**SECCIÓN DEL DOCUMENTO**

○ ○ ○ ○ ○ ○ ○

Las nueve décadas fructíferamente vividas de la narradora, cronista y dramaturga venezolana Elisa Lerner (1932) han sido motivo de reciente celebración, en un proceso de relectura y revisitación de una obra con un sitial importante dentro de la producción venezolana de los últimos dos siglos. Títulos como Vida con mamá (teatro, 1976), Yo amo a Columbo (ensayo, 1979), La señorita que amaba por teléfono (novela, 2016), Sin orden ni desconcierto. Homenaje pospuesto a Virginia Woolf (crónicas, 2022) son prueba sensible de su versatilidad y resiliencia para trazar el mapa de lo que Venezuela es y ha sido, y los textos consignan con ironía e inteligencia, desde la pluma siempre aguda de esta autora para quien el brillo resulta ser siempre apariencia.
Aquí los objetos, seres y modos de ser se abordan por el punto donde solo es posible la rotura, algún descosido que nos muestre el forro de las cosas. Incluso situaciones o acciones de un muy comprobado glamour se desgarran en canal cuando el lenguaje de Lerner interviene la hechura precisa. Y de esa brecha ella hace siempre uso para describir un itinerario y embastar, con un hilo propenso a desbaratarlos, temas diversos donde la facilidad (¿fragilidad?) para rasgarse provendrá de la óptica tan improvisada (tan latinoamericana) de la idiosincrasia nacional y desde la cual la autora los acomete.
No en vano su literatura es una literatura del sub; circula por debajo de la otra, la que busca trascender a fuerza de eclipsar el mundo con cursos y recursos de estilo, con el impacto de la ficción o la arrogancia de la biografía. Aunque ello no significa que esta sea una literatura sin pretensiones (¿no nos borra pues al mundo, a la Historia, la sospechosa autosuficiencia de nuestros pueblos?). Su trascendencia reside justamente en esa facultad para moverse entre el desorden y la desorganización (aun de lo aparentemente impecable), en las estrecheces del ser latinoamericano donde, en el empeño por olvidarla, se ha ido acumulando la basura que nadie reciclará nunca. Sucio que Elisa Lerner recupera y a puñitos coloca frente al lector a fin de que no haya más remedio que verlo para poder sortearlo.

○ ○ ○ ○ ○ ○ ○

**INSTRUCCIONES DE LA TAREA**
Enumere todos los títulos de obras de Elisa Lerner que menciona el texto, con el género y el año indicados para cada uno. Responda basándose únicamente en el texto.

(Elementos de una fuente de datos)
○ ○ ○ ○ ○ ○ ○

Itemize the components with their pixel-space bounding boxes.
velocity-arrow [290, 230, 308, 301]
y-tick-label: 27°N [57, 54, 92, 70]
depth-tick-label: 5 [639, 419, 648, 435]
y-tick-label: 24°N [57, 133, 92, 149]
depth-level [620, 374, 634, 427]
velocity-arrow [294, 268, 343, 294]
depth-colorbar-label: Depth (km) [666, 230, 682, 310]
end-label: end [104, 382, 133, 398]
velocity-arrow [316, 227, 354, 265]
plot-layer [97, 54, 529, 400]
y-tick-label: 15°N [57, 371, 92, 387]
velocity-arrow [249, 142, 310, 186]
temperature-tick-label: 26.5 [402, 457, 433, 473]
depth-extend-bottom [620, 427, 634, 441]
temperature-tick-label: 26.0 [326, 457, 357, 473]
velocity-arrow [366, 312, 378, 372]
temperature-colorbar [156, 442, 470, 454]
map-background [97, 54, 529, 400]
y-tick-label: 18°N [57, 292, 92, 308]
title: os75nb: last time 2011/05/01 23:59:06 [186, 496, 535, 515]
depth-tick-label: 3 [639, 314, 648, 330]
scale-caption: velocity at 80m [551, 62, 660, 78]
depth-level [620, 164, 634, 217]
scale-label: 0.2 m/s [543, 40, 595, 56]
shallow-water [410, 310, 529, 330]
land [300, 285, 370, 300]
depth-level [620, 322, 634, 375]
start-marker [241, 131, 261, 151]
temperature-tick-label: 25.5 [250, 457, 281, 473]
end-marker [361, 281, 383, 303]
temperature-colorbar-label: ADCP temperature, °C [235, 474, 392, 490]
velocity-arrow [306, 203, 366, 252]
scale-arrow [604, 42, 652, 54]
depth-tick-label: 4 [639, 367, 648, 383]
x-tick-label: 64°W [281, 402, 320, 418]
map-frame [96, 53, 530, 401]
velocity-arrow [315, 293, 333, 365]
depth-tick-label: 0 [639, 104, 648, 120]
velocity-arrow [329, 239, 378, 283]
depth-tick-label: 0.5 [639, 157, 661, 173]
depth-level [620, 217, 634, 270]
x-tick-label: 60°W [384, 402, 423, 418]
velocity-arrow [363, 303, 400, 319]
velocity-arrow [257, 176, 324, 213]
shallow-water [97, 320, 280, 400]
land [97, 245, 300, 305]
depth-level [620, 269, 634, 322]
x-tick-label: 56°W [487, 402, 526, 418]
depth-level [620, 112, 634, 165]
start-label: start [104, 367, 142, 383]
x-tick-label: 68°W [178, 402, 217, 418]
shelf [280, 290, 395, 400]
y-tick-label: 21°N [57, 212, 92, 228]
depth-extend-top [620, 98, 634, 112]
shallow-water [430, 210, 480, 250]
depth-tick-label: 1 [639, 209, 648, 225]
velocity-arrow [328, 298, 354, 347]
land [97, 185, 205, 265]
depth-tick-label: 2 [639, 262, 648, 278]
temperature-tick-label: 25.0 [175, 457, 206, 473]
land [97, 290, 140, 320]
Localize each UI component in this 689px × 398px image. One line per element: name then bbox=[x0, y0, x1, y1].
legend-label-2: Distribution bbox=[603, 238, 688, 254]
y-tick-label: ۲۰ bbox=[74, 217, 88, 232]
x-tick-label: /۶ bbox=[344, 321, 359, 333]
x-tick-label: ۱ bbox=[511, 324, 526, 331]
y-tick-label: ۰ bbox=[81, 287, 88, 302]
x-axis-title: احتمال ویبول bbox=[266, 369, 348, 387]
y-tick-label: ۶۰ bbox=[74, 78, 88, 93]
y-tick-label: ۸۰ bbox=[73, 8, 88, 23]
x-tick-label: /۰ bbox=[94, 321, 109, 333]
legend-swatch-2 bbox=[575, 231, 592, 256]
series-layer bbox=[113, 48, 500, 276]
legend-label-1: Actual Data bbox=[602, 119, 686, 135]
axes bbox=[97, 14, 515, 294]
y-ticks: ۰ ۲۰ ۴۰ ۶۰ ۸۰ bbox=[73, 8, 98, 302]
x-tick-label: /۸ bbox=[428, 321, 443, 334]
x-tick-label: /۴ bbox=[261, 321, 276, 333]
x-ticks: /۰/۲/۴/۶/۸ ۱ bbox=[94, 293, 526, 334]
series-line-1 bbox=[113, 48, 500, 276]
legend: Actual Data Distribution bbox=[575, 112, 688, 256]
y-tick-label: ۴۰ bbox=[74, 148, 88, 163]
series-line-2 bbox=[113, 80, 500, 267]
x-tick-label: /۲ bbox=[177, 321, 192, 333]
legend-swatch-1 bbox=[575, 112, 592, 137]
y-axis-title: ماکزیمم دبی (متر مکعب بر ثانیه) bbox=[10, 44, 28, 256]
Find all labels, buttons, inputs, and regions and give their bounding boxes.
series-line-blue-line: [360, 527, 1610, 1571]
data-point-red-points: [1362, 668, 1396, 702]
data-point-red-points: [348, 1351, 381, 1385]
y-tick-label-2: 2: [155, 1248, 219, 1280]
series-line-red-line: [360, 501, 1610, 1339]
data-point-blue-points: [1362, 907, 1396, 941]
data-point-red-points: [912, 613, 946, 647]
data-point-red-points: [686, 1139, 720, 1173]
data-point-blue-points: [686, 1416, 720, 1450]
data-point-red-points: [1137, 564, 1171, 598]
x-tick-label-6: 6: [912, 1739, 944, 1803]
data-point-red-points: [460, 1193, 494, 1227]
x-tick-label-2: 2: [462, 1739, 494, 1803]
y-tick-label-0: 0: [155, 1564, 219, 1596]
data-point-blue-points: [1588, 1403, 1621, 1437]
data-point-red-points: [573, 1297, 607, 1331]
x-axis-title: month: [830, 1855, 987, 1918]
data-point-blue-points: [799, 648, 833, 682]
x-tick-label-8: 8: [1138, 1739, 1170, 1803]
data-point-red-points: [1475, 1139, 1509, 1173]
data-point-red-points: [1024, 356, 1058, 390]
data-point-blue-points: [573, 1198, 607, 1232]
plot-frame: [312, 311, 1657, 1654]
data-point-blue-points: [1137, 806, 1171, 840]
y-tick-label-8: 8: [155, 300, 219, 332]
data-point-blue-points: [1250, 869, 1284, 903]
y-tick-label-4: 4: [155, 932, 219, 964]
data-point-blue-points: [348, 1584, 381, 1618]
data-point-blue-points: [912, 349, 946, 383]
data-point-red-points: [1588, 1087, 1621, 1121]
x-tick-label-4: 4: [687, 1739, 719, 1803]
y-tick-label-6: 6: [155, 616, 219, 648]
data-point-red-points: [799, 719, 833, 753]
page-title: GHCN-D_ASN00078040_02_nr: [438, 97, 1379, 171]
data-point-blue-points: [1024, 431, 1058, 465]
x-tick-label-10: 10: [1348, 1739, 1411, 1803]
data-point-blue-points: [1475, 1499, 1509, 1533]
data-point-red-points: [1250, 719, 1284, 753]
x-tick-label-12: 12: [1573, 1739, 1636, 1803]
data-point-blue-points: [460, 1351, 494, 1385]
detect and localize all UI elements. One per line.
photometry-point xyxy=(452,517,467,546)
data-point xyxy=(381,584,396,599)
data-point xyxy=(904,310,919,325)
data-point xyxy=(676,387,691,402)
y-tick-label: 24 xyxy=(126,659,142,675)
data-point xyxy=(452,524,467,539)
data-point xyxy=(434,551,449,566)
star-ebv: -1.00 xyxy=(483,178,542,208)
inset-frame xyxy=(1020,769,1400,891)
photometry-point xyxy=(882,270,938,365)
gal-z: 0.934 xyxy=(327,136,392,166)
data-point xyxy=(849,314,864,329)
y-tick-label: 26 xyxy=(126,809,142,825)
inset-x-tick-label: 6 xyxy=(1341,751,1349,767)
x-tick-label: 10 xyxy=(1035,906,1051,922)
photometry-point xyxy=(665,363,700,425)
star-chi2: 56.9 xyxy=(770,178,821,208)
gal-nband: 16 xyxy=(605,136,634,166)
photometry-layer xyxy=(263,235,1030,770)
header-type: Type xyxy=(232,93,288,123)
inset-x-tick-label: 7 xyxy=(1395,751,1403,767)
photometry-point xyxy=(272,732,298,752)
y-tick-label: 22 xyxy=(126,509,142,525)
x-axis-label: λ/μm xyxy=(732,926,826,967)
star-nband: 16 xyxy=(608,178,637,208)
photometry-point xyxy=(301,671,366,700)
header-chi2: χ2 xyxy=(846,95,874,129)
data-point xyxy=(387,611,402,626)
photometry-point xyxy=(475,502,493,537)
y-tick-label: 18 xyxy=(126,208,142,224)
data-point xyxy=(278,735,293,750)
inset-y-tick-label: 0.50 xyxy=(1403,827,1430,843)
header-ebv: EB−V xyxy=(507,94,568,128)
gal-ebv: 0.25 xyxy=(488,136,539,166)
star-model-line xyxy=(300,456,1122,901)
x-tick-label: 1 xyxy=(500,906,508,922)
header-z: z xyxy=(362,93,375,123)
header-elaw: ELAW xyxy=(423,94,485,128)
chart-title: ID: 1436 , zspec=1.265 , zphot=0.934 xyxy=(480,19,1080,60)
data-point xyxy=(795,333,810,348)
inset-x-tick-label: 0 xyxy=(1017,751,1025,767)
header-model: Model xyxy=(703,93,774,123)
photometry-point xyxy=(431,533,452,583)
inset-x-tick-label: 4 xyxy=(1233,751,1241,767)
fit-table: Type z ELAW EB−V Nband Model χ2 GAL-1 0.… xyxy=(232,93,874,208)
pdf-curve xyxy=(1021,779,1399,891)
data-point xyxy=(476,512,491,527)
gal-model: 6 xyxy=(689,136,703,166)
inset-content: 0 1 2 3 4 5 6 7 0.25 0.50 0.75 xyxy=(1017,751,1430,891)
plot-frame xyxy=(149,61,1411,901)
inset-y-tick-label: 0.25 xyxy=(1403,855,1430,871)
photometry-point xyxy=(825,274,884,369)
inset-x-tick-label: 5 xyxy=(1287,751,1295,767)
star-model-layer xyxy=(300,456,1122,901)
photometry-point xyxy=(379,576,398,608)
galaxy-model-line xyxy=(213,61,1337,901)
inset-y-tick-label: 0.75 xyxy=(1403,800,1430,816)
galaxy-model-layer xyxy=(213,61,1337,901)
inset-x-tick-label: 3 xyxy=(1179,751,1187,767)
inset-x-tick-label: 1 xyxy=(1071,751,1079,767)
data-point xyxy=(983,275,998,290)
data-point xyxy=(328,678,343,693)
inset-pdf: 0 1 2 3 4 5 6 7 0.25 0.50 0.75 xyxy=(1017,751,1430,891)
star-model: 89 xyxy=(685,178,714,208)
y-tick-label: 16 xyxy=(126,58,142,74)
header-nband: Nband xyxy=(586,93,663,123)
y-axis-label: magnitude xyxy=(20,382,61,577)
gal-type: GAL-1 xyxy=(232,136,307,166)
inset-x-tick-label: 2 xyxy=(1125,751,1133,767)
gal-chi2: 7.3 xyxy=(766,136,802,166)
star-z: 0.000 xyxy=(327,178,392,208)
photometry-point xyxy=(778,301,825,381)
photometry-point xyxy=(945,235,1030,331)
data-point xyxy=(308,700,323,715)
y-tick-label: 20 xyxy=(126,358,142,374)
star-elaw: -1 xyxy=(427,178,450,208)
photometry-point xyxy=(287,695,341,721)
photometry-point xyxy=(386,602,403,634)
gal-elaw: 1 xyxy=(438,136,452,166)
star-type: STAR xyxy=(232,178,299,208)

○ ○ ○ ○ ○ ○ ○

**RESULTADO DE LA TAREA**
- Vida con mamá (teatro, 1976)
- Yo amo a Columbo (ensayo, 1979)
- La señorita que amaba por teléfono (novela, 2016)
- Sin orden ni desconcierto. Homenaje pospuesto a Virginia Woolf (crónicas, 2022)